= REQUEST =
Transcribe all of the data exactly. Omit the pictures.

[Stored data entries]
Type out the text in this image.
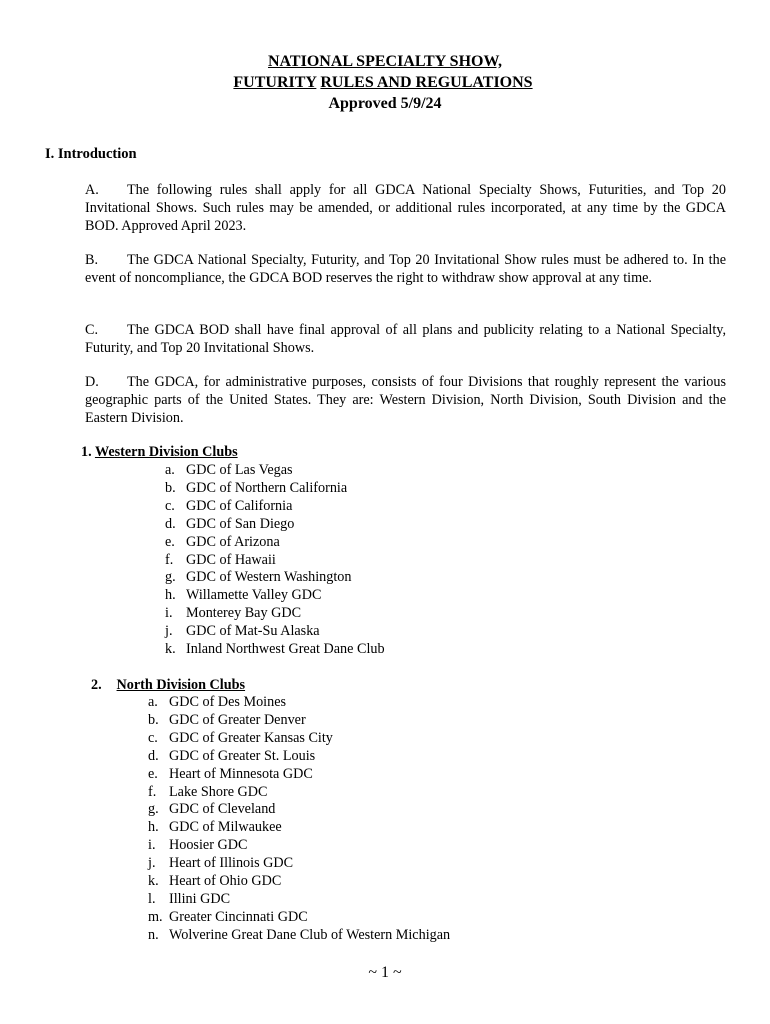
NATIONAL SPECIALTY SHOW,
FUTURITY RULES AND REGULATIONS
Approved 5/9/24
I. Introduction
A. The following rules shall apply for all GDCA National Specialty Shows, Futurities, and Top 20 Invitational Shows. Such rules may be amended, or additional rules incorporated, at any time by the GDCA BOD. Approved April 2023.
B. The GDCA National Specialty, Futurity, and Top 20 Invitational Show rules must be adhered to. In the event of noncompliance, the GDCA BOD reserves the right to withdraw show approval at any time.
C. The GDCA BOD shall have final approval of all plans and publicity relating to a National Specialty, Futurity, and Top 20 Invitational Shows.
D. The GDCA, for administrative purposes, consists of four Divisions that roughly represent the various geographic parts of the United States. They are: Western Division, North Division, South Division and the Eastern Division.
1. Western Division Clubs
a. GDC of Las Vegas
b. GDC of Northern California
c. GDC of California
d. GDC of San Diego
e. GDC of Arizona
f. GDC of Hawaii
g. GDC of Western Washington
h. Willamette Valley GDC
i. Monterey Bay GDC
j. GDC of Mat-Su Alaska
k. Inland Northwest Great Dane Club
2. North Division Clubs
a. GDC of Des Moines
b. GDC of Greater Denver
c. GDC of Greater Kansas City
d. GDC of Greater St. Louis
e. Heart of Minnesota GDC
f. Lake Shore GDC
g. GDC of Cleveland
h. GDC of Milwaukee
i. Hoosier GDC
j. Heart of Illinois GDC
k. Heart of Ohio GDC
l. Illini GDC
m. Greater Cincinnati GDC
n. Wolverine Great Dane Club of Western Michigan
~ 1 ~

= EXPECTED ANSWER =
Type out the text in this image.
NATIONAL SPECIALTY SHOW,
FUTURITY RULES AND REGULATIONS
Approved 5/9/24
I. Introduction
A. The following rules shall apply for all GDCA National Specialty Shows, Futurities, and Top 20 Invitational Shows. Such rules may be amended, or additional rules incorporated, at any time by the GDCA BOD. Approved April 2023.
B. The GDCA National Specialty, Futurity, and Top 20 Invitational Show rules must be adhered to. In the event of noncompliance, the GDCA BOD reserves the right to withdraw show approval at any time.
C. The GDCA BOD shall have final approval of all plans and publicity relating to a National Specialty, Futurity, and Top 20 Invitational Shows.
D. The GDCA, for administrative purposes, consists of four Divisions that roughly represent the various geographic parts of the United States. They are: Western Division, North Division, South Division and the Eastern Division.
1. Western Division Clubs
a. GDC of Las Vegas
b. GDC of Northern California
c. GDC of California
d. GDC of San Diego
e. GDC of Arizona
f. GDC of Hawaii
g. GDC of Western Washington
h. Willamette Valley GDC
i. Monterey Bay GDC
j. GDC of Mat-Su Alaska
k. Inland Northwest Great Dane Club
2. North Division Clubs
a. GDC of Des Moines
b. GDC of Greater Denver
c. GDC of Greater Kansas City
d. GDC of Greater St. Louis
e. Heart of Minnesota GDC
f. Lake Shore GDC
g. GDC of Cleveland
h. GDC of Milwaukee
i. Hoosier GDC
j. Heart of Illinois GDC
k. Heart of Ohio GDC
l. Illini GDC
m. Greater Cincinnati GDC
n. Wolverine Great Dane Club of Western Michigan
~ 1 ~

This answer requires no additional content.